**STATED TASK**
Look through the material below for "Anda". Copy every line that contains it.

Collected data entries
· · · · ·

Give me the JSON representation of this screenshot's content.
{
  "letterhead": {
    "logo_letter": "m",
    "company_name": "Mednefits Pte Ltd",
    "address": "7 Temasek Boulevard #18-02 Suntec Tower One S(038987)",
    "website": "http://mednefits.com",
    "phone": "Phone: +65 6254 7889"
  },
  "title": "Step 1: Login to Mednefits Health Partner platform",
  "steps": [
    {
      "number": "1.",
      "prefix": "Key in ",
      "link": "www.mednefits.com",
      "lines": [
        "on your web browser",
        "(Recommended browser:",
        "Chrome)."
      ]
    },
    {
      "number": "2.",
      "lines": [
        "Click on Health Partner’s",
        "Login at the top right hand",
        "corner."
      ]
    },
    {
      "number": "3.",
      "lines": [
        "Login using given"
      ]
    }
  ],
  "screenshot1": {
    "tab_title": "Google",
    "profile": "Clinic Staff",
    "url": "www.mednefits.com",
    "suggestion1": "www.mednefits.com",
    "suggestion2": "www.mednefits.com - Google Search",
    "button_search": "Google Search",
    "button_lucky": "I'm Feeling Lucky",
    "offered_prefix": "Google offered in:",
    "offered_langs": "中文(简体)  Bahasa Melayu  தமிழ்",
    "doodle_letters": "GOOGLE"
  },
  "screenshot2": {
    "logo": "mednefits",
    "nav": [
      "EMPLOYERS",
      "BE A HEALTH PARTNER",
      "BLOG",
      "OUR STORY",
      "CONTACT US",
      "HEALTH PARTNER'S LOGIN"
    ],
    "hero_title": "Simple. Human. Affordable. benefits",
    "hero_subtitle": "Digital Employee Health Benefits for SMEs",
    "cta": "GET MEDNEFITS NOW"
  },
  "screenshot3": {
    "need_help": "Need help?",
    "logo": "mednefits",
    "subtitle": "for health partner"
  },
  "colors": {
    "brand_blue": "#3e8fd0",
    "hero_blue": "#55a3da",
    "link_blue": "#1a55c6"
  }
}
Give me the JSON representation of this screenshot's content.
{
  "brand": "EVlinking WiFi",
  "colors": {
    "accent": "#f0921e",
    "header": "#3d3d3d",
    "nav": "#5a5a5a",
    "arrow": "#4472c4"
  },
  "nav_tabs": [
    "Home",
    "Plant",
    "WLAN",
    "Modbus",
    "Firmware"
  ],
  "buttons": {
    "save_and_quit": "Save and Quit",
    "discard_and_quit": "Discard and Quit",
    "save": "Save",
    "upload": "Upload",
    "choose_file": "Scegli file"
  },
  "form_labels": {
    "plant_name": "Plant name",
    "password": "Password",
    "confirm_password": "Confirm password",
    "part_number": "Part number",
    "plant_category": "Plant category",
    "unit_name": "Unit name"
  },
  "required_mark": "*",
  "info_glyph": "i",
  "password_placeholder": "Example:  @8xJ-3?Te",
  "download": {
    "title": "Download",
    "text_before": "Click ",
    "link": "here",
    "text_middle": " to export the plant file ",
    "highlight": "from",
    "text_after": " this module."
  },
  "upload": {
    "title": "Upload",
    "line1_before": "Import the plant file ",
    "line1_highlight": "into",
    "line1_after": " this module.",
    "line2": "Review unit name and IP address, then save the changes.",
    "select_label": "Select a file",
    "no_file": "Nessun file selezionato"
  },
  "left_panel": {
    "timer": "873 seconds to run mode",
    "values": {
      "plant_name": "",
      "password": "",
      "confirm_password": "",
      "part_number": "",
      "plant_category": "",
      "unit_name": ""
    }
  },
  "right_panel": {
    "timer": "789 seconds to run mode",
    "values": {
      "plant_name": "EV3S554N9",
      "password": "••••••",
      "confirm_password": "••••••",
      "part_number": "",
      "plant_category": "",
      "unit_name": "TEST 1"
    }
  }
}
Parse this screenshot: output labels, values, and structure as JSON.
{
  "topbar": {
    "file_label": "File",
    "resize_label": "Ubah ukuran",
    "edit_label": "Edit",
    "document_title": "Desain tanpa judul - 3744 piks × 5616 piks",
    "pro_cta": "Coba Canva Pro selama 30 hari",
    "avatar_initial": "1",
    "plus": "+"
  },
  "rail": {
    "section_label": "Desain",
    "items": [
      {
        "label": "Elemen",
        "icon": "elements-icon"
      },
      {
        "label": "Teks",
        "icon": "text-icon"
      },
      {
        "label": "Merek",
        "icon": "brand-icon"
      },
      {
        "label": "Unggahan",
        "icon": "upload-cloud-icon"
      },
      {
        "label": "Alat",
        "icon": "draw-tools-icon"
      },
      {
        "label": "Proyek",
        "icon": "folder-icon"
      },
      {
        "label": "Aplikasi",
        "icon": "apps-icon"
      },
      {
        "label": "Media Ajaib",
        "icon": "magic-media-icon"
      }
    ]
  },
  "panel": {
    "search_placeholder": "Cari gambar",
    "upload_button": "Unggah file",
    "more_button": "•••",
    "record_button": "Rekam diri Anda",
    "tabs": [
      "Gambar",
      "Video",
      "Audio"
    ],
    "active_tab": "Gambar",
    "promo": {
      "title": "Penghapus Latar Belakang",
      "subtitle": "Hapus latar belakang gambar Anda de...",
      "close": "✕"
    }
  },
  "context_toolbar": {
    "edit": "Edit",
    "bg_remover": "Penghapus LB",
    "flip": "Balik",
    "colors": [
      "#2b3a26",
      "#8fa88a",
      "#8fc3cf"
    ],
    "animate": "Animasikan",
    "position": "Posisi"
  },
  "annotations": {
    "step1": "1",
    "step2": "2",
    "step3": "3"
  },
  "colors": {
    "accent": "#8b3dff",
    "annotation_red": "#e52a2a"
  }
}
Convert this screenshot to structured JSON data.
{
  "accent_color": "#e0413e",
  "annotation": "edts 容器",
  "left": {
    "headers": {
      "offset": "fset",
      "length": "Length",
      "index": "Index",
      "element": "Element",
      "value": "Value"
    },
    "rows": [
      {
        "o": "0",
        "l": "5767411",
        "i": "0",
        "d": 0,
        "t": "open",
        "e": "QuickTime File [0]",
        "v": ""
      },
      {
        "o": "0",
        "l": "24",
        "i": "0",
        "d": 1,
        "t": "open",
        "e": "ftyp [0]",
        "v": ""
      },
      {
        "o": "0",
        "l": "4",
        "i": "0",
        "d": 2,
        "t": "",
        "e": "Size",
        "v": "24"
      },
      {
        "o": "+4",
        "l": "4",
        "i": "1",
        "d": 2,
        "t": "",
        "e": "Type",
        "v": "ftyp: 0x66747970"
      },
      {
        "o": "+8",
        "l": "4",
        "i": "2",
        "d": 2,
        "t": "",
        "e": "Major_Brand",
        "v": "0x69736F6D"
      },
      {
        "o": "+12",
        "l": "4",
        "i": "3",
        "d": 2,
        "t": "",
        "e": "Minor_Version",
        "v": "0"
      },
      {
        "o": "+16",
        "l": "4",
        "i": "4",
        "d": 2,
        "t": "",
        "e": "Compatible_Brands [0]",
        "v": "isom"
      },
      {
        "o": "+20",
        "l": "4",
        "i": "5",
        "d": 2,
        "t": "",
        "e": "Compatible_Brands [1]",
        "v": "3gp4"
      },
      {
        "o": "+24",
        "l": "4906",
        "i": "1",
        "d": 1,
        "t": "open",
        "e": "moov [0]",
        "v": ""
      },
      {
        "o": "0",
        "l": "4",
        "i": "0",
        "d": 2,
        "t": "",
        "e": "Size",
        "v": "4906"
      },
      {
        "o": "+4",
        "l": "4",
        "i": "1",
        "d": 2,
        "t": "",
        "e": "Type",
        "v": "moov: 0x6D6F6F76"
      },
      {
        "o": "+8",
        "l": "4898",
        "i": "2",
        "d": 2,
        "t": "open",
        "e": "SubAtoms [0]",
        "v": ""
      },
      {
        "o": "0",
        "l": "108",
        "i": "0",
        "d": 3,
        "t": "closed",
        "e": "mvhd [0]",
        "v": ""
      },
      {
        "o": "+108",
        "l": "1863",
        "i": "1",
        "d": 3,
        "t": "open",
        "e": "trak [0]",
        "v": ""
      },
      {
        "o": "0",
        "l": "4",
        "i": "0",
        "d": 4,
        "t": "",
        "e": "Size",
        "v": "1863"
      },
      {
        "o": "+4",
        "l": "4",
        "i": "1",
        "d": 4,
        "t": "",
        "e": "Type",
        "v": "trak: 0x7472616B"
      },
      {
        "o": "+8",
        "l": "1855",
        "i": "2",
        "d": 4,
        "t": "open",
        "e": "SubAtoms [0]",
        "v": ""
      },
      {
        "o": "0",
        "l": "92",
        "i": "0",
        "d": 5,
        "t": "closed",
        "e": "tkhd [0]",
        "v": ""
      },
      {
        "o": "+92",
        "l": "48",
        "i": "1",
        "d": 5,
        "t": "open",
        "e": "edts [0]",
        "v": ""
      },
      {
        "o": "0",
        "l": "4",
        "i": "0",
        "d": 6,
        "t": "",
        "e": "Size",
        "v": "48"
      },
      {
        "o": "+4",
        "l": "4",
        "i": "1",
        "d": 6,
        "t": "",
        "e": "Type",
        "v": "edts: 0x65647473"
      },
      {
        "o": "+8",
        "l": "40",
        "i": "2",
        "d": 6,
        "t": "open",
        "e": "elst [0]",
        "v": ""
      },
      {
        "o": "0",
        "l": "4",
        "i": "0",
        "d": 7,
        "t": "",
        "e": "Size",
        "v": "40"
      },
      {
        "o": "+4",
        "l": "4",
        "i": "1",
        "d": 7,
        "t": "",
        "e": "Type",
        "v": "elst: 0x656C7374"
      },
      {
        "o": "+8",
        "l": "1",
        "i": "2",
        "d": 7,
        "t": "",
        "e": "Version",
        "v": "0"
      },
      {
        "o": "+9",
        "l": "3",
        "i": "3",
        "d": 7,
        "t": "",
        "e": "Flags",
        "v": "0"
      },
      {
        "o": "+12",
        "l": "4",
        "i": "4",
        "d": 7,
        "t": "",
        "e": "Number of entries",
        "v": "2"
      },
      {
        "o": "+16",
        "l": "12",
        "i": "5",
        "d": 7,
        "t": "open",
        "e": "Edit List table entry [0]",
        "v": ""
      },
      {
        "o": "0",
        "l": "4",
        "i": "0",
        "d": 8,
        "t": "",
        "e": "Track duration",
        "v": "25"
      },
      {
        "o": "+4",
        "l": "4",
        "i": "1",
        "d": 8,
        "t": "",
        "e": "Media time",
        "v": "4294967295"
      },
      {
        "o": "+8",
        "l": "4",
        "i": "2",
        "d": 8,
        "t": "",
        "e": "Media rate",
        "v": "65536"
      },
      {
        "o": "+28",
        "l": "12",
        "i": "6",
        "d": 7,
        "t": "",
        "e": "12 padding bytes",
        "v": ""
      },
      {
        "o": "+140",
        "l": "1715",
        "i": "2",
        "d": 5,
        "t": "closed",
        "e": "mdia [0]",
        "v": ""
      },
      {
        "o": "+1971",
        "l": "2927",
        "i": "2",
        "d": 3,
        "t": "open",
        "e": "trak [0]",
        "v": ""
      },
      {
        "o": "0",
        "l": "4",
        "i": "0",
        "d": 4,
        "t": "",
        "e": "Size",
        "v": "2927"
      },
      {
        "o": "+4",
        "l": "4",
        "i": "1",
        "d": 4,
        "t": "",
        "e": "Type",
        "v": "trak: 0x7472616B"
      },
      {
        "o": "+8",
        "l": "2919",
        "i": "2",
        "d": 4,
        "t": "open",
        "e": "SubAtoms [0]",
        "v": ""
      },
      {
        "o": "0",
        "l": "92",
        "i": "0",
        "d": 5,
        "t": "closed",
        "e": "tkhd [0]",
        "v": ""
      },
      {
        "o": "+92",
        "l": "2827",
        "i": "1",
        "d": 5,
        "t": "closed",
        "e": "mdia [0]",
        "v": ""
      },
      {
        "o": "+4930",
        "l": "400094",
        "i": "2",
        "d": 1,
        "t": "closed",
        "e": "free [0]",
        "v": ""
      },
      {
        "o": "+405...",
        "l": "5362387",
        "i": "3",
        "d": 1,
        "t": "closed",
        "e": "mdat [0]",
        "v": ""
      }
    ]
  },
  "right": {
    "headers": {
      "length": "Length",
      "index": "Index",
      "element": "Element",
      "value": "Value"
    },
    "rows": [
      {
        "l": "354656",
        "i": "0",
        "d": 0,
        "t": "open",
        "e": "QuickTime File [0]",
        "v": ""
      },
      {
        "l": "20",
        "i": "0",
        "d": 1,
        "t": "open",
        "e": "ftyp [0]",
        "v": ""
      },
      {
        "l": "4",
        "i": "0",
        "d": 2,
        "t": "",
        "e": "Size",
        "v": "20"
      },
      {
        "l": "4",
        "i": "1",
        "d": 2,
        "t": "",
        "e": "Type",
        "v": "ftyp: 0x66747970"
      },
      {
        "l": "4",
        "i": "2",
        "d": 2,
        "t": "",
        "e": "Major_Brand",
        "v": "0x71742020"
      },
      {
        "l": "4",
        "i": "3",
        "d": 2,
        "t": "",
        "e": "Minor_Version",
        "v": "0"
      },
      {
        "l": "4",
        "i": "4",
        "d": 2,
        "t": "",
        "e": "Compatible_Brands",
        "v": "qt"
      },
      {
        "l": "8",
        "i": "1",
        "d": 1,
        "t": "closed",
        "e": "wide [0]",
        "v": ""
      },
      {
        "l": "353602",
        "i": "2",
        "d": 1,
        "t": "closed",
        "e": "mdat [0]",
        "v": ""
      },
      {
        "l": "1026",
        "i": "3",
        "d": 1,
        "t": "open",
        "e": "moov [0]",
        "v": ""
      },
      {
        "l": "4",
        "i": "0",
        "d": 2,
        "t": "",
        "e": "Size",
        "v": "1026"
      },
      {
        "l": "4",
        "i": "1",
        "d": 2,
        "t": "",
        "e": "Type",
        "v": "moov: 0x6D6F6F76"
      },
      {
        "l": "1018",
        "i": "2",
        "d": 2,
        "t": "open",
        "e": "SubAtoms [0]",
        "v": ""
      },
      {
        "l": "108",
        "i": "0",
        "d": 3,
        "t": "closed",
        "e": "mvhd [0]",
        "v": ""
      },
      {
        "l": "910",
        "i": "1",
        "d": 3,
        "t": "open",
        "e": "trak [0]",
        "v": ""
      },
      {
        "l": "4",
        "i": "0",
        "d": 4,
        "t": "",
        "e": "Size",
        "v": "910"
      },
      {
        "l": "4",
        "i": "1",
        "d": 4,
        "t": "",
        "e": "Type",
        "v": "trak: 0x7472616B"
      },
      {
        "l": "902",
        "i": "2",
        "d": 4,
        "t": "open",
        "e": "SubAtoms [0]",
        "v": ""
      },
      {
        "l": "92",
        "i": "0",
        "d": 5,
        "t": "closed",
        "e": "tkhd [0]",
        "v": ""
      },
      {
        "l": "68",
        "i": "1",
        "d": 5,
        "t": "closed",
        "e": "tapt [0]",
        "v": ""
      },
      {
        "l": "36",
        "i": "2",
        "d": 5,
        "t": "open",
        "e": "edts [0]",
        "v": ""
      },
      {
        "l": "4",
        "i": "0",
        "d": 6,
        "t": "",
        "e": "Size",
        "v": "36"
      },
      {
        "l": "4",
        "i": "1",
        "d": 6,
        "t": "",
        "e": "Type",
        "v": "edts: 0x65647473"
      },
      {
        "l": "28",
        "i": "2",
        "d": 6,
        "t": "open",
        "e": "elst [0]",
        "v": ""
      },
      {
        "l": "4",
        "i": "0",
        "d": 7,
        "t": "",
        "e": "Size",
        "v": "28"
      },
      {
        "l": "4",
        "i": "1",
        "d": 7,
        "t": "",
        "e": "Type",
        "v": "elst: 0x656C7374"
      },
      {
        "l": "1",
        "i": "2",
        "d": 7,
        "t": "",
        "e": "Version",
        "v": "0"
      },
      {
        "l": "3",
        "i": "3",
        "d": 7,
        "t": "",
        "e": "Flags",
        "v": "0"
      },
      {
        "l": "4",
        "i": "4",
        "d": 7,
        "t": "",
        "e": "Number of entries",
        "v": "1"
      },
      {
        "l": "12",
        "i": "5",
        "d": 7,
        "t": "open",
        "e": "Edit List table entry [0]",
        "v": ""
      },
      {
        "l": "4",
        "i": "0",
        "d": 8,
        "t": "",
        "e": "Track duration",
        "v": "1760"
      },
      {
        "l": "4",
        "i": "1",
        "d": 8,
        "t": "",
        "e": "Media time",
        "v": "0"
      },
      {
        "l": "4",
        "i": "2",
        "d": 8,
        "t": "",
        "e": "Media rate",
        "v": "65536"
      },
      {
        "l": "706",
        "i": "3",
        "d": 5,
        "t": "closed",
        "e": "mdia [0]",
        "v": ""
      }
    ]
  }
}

· · · · ·

**CORRECT RESPONSE**
    "record_button": "Rekam diri Anda",
      "subtitle": "Hapus latar belakang gambar Anda de...",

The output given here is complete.